→ Boxed element entries
[Start]

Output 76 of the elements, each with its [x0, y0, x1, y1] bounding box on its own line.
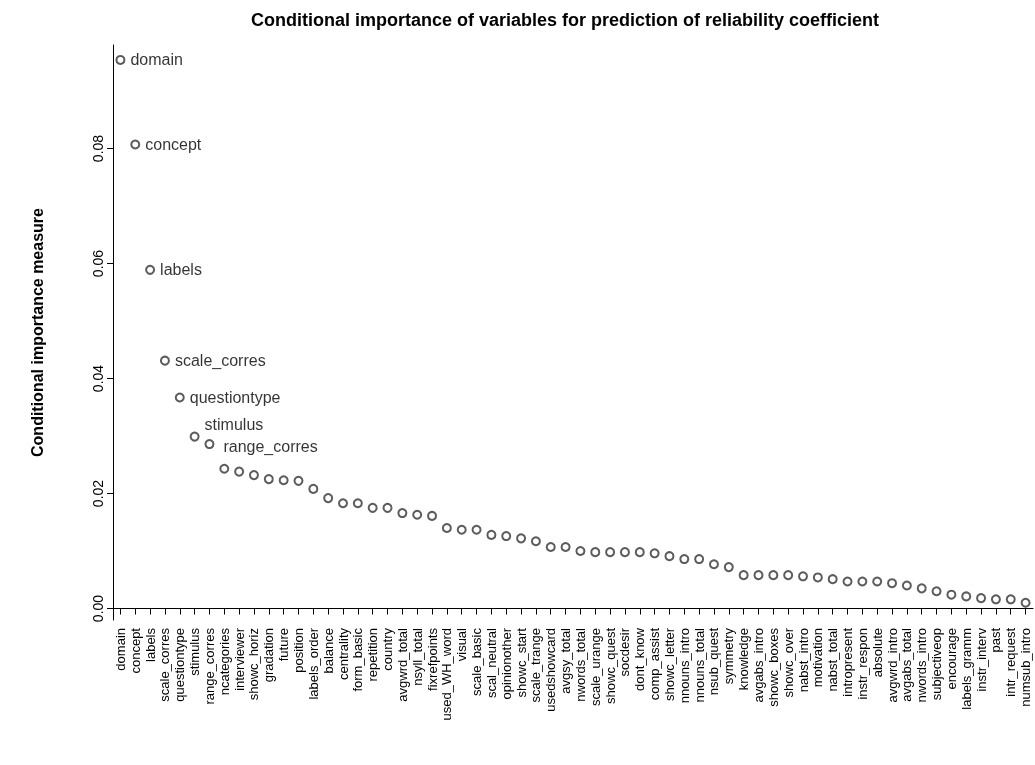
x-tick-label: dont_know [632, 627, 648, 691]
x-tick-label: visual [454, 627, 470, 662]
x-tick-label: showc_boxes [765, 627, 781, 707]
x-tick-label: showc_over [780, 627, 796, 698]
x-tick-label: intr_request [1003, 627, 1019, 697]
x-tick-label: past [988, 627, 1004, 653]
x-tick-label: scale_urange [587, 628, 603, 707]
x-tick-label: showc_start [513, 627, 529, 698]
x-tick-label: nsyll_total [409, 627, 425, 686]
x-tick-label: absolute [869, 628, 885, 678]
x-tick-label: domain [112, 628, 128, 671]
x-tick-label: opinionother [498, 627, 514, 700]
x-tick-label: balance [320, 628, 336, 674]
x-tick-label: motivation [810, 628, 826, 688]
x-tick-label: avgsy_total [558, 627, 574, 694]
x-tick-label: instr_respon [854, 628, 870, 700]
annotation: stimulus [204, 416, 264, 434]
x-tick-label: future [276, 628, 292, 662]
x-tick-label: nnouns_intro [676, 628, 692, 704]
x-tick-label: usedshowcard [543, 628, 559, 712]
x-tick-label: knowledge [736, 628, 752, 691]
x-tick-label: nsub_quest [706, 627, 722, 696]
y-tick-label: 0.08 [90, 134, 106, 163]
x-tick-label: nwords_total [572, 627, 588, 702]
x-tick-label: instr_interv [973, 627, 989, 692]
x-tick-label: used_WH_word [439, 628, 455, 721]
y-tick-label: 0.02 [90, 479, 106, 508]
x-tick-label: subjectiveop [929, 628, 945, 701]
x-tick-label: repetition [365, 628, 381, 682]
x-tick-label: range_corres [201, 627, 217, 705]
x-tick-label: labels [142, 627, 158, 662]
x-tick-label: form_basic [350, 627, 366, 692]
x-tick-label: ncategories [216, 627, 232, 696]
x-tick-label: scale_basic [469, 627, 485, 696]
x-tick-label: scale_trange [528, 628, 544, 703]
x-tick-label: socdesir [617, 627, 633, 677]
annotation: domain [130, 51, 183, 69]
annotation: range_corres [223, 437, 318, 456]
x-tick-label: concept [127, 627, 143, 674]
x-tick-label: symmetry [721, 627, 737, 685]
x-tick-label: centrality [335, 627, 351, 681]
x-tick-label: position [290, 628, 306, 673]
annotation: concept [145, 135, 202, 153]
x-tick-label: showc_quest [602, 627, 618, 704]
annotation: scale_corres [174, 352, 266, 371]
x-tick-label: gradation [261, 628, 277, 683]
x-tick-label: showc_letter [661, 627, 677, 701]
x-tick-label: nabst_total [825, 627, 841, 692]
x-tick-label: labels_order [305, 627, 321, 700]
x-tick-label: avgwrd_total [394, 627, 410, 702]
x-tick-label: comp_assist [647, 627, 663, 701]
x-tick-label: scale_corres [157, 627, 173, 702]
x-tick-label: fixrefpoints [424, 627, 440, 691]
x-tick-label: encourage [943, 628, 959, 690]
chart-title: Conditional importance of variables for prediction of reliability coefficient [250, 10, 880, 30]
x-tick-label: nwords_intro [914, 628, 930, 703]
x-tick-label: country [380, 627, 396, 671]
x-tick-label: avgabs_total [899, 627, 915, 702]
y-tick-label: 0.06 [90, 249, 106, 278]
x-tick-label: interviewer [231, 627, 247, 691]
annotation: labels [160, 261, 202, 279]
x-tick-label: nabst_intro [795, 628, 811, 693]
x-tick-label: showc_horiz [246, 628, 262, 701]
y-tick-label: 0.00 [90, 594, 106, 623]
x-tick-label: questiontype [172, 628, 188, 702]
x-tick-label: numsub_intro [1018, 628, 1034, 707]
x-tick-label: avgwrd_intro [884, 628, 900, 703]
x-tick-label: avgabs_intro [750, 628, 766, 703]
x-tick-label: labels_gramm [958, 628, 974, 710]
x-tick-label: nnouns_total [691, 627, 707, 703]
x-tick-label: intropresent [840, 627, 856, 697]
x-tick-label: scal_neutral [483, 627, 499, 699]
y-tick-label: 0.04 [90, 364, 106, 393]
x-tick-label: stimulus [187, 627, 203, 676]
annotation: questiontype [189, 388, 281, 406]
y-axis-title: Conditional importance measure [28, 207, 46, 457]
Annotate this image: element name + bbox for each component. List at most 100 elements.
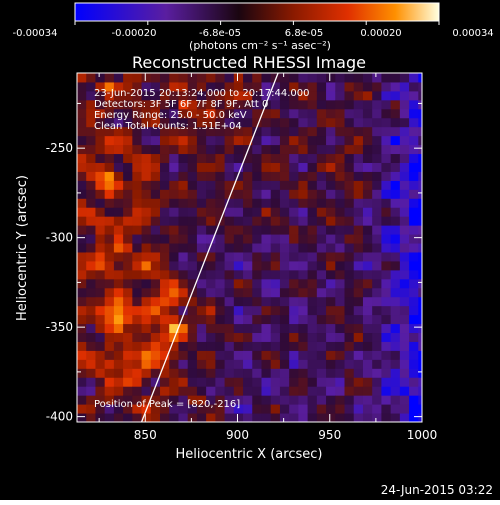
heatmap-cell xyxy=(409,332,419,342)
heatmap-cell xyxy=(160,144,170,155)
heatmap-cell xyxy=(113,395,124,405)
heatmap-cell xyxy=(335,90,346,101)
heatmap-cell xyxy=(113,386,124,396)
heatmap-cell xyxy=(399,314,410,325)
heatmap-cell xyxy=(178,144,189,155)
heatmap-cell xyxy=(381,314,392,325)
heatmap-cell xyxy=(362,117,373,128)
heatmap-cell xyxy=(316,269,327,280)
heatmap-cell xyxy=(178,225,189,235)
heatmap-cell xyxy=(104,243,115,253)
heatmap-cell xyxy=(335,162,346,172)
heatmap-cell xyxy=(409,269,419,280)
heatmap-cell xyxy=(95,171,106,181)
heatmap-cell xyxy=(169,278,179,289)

[End]

Reproduce every line of the data above without any change, leaving out the pictures.

Output 76 of the elements, each with its [x0, y0, x1, y1] bounding box on its own line.
x-tick-label: dont_know [632, 627, 648, 691]
x-tick-label: visual [454, 627, 470, 662]
x-tick-label: showc_boxes [765, 627, 781, 707]
x-tick-label: showc_over [780, 627, 796, 698]
x-tick-label: intr_request [1003, 627, 1019, 697]
x-tick-label: past [988, 627, 1004, 653]
x-tick-label: scale_urange [587, 628, 603, 707]
x-tick-label: showc_start [513, 627, 529, 698]
x-tick-label: nsyll_total [409, 627, 425, 686]
x-tick-label: absolute [869, 628, 885, 678]
x-tick-label: domain [112, 628, 128, 671]
x-tick-label: opinionother [498, 627, 514, 700]
x-tick-label: balance [320, 628, 336, 674]
x-tick-label: motivation [810, 628, 826, 688]
x-tick-label: avgsy_total [558, 627, 574, 694]
x-tick-label: instr_respon [854, 628, 870, 700]
annotation: stimulus [204, 416, 264, 434]
x-tick-label: future [276, 628, 292, 662]
x-tick-label: nnouns_intro [676, 628, 692, 704]
x-tick-label: usedshowcard [543, 628, 559, 712]
x-tick-label: knowledge [736, 628, 752, 691]
x-tick-label: nsub_quest [706, 627, 722, 696]
y-tick-label: 0.08 [90, 134, 106, 163]
x-tick-label: nwords_total [572, 627, 588, 702]
x-tick-label: instr_interv [973, 627, 989, 692]
x-tick-label: used_WH_word [439, 628, 455, 721]
y-tick-label: 0.02 [90, 479, 106, 508]
x-tick-label: subjectiveop [929, 628, 945, 701]
x-tick-label: repetition [365, 628, 381, 682]
x-tick-label: range_corres [201, 627, 217, 705]
x-tick-label: labels [142, 627, 158, 662]
x-tick-label: form_basic [350, 627, 366, 692]
x-tick-label: ncategories [216, 627, 232, 696]
x-tick-label: scale_basic [469, 627, 485, 696]
x-tick-label: scale_trange [528, 628, 544, 703]
x-tick-label: socdesir [617, 627, 633, 677]
annotation: domain [130, 51, 183, 69]
annotation: range_corres [223, 437, 318, 456]
x-tick-label: concept [127, 627, 143, 674]
x-tick-label: symmetry [721, 627, 737, 685]
x-tick-label: centrality [335, 627, 351, 681]
x-tick-label: position [290, 628, 306, 673]
annotation: concept [145, 135, 202, 153]
x-tick-label: showc_quest [602, 627, 618, 704]
annotation: scale_corres [174, 352, 266, 371]
x-tick-label: gradation [261, 628, 277, 683]
x-tick-label: showc_letter [661, 627, 677, 701]
x-tick-label: nabst_total [825, 627, 841, 692]
x-tick-label: labels_order [305, 627, 321, 700]
x-tick-label: avgwrd_total [394, 627, 410, 702]
x-tick-label: comp_assist [647, 627, 663, 701]
x-tick-label: scale_corres [157, 627, 173, 702]
x-tick-label: fixrefpoints [424, 627, 440, 691]
x-tick-label: encourage [943, 628, 959, 690]
chart-title: Conditional importance of variables for prediction of reliability coefficient [250, 10, 880, 30]
x-tick-label: nwords_intro [914, 628, 930, 703]
x-tick-label: country [380, 627, 396, 671]
x-tick-label: avgabs_total [899, 627, 915, 702]
y-tick-label: 0.06 [90, 249, 106, 278]
x-tick-label: interviewer [231, 627, 247, 691]
annotation: labels [160, 261, 202, 279]
x-tick-label: nabst_intro [795, 628, 811, 693]
x-tick-label: showc_horiz [246, 628, 262, 701]
y-tick-label: 0.00 [90, 594, 106, 623]
x-tick-label: questiontype [172, 628, 188, 702]
x-tick-label: numsub_intro [1018, 628, 1034, 707]
x-tick-label: avgwrd_intro [884, 628, 900, 703]
x-tick-label: avgabs_intro [750, 628, 766, 703]
x-tick-label: labels_gramm [958, 628, 974, 710]
x-tick-label: nnouns_total [691, 627, 707, 703]
x-tick-label: intropresent [840, 627, 856, 697]
x-tick-label: scal_neutral [483, 627, 499, 699]
y-tick-label: 0.04 [90, 364, 106, 393]
x-tick-label: stimulus [187, 627, 203, 676]
annotation: questiontype [189, 388, 281, 406]
y-axis-title: Conditional importance measure [28, 207, 46, 457]
Annotate this image: element name + bbox for each component. List at most 100 elements.
heatmap-cell xyxy=(409,332,419,342)
heatmap-cell xyxy=(160,144,170,155)
heatmap-cell xyxy=(113,395,124,405)
heatmap-cell xyxy=(335,90,346,101)
heatmap-cell xyxy=(113,386,124,396)
heatmap-cell xyxy=(399,314,410,325)
heatmap-cell xyxy=(178,144,189,155)
heatmap-cell xyxy=(381,314,392,325)
heatmap-cell xyxy=(362,117,373,128)
heatmap-cell xyxy=(316,269,327,280)
heatmap-cell xyxy=(178,225,189,235)
heatmap-cell xyxy=(104,243,115,253)
heatmap-cell xyxy=(335,162,346,172)
heatmap-cell xyxy=(409,269,419,280)
heatmap-cell xyxy=(95,171,106,181)
heatmap-cell xyxy=(169,278,179,289)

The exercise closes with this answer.